Collected data entries —
## start
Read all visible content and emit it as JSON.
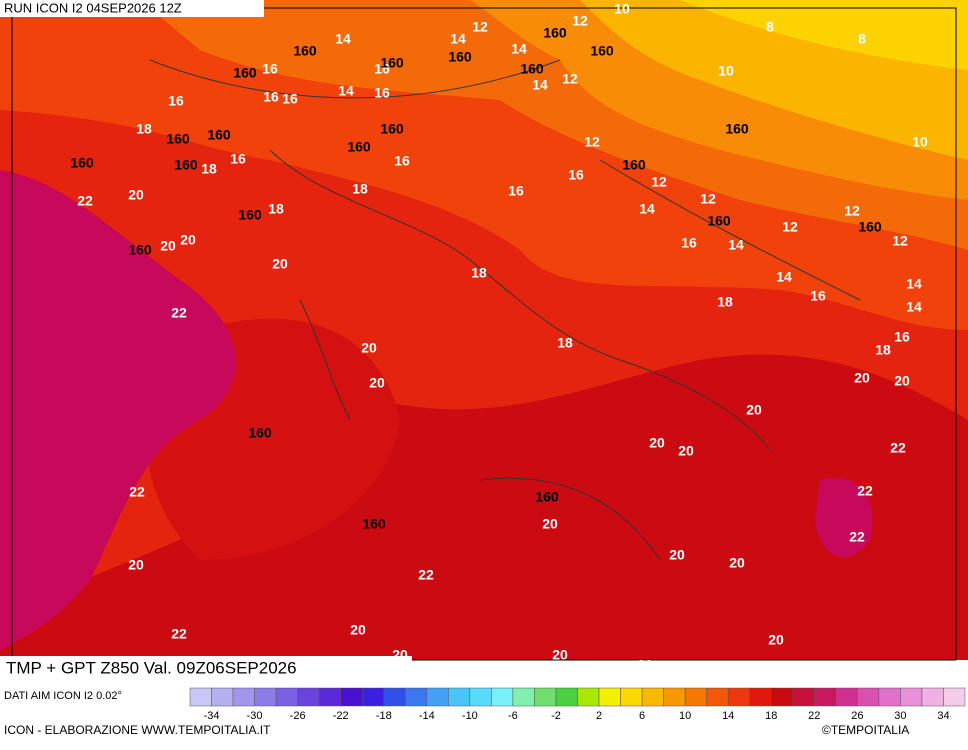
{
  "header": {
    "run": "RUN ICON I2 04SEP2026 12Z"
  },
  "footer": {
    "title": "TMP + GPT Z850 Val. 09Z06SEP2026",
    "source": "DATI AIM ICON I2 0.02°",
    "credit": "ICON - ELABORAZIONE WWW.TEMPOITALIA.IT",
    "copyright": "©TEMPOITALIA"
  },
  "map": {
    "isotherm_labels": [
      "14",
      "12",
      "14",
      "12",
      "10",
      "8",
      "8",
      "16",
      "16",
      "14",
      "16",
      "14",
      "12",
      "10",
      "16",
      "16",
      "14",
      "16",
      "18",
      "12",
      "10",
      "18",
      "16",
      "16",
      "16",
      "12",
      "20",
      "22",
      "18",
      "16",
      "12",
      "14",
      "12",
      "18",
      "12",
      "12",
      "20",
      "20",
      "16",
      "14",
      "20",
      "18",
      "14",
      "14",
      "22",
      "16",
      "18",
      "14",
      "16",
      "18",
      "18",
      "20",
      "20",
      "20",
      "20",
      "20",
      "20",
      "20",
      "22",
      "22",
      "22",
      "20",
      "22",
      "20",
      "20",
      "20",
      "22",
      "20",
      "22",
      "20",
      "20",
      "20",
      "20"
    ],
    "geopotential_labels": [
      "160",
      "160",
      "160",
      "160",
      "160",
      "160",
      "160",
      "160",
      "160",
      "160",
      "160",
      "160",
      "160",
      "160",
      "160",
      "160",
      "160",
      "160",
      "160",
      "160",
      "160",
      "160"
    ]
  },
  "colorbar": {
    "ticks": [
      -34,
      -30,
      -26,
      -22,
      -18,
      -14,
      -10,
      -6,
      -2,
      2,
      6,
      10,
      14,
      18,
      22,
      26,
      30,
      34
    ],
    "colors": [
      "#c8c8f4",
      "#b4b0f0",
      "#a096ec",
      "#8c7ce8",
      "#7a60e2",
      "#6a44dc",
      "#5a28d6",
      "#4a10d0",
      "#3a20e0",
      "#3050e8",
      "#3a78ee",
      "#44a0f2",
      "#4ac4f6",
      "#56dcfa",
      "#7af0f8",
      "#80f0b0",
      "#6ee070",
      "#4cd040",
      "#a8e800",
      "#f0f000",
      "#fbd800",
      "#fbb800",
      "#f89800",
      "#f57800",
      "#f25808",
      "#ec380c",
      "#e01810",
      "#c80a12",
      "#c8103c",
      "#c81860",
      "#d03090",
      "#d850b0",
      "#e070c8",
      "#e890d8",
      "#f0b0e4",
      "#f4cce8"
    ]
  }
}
## end
## start
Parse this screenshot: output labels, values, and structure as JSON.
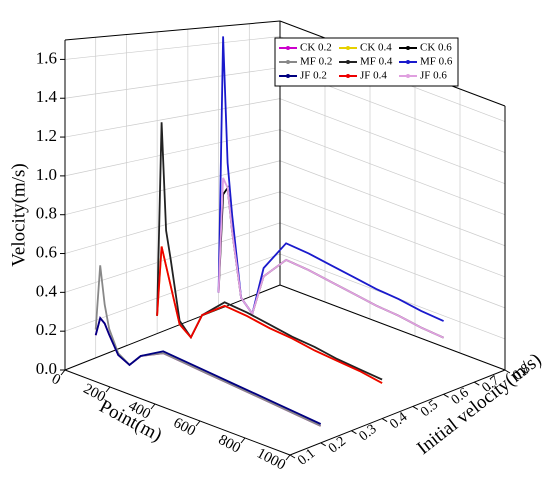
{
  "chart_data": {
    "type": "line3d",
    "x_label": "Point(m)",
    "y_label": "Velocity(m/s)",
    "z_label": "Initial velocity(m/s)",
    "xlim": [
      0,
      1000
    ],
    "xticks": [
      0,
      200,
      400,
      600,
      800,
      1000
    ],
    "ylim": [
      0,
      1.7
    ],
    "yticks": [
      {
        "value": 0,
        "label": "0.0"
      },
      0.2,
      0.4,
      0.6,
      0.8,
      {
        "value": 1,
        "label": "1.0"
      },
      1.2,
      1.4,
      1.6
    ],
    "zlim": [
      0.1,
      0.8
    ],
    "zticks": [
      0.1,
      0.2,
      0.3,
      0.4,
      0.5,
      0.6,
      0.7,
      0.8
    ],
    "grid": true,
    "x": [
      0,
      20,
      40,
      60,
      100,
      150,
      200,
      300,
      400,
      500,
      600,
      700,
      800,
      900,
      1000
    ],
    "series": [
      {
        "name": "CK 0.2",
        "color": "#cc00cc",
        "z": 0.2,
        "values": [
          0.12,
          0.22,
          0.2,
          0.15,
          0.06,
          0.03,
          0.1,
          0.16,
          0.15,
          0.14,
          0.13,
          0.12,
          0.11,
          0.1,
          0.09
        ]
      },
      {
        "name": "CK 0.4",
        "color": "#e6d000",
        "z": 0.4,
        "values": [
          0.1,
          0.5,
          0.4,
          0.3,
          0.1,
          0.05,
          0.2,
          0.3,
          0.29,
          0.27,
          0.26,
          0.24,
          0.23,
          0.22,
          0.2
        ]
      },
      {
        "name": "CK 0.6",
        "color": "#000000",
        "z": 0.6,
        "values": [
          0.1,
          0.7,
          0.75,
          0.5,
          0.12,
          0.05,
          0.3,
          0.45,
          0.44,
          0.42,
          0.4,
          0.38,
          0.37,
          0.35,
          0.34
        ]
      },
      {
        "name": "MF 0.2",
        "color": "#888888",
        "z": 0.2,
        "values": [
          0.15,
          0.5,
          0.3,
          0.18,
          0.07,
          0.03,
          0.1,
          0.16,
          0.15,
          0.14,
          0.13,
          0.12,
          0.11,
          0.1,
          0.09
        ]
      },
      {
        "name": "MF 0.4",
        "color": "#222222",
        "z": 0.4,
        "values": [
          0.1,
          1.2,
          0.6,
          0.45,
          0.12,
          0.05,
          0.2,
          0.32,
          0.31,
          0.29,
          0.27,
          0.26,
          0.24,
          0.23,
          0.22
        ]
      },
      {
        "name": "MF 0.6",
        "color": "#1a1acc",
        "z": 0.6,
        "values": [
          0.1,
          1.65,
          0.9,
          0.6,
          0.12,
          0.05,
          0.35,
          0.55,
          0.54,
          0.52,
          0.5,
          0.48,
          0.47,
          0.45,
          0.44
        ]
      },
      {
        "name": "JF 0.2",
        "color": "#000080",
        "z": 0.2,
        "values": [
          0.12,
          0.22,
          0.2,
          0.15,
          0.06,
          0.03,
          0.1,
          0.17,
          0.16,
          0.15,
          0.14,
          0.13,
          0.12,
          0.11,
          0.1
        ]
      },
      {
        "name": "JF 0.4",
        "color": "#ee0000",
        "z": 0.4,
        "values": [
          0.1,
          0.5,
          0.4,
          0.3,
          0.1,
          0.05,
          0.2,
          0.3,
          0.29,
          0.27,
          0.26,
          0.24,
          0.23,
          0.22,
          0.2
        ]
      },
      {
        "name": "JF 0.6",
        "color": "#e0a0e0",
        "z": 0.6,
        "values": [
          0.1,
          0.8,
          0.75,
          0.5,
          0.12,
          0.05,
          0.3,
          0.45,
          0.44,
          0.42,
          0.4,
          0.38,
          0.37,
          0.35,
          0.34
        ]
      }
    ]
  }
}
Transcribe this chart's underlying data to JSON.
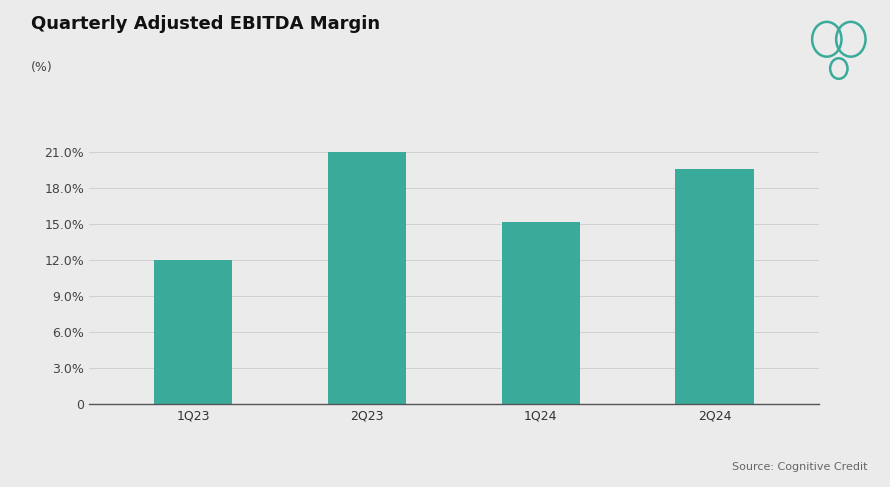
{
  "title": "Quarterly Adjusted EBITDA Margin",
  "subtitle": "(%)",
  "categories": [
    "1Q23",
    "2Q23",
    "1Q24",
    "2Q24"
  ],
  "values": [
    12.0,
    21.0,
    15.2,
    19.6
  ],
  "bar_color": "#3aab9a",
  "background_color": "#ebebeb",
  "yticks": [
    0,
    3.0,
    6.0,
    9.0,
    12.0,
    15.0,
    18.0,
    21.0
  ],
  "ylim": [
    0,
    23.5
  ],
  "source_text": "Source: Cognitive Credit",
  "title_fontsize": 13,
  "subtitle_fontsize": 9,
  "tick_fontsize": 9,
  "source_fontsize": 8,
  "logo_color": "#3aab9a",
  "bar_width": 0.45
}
## end
OBJECTIVE —
Look through the listing above and count the lines where the string "TEMPOITALIA" appears. Report the number only.

COMPLETE RESPONSE —
2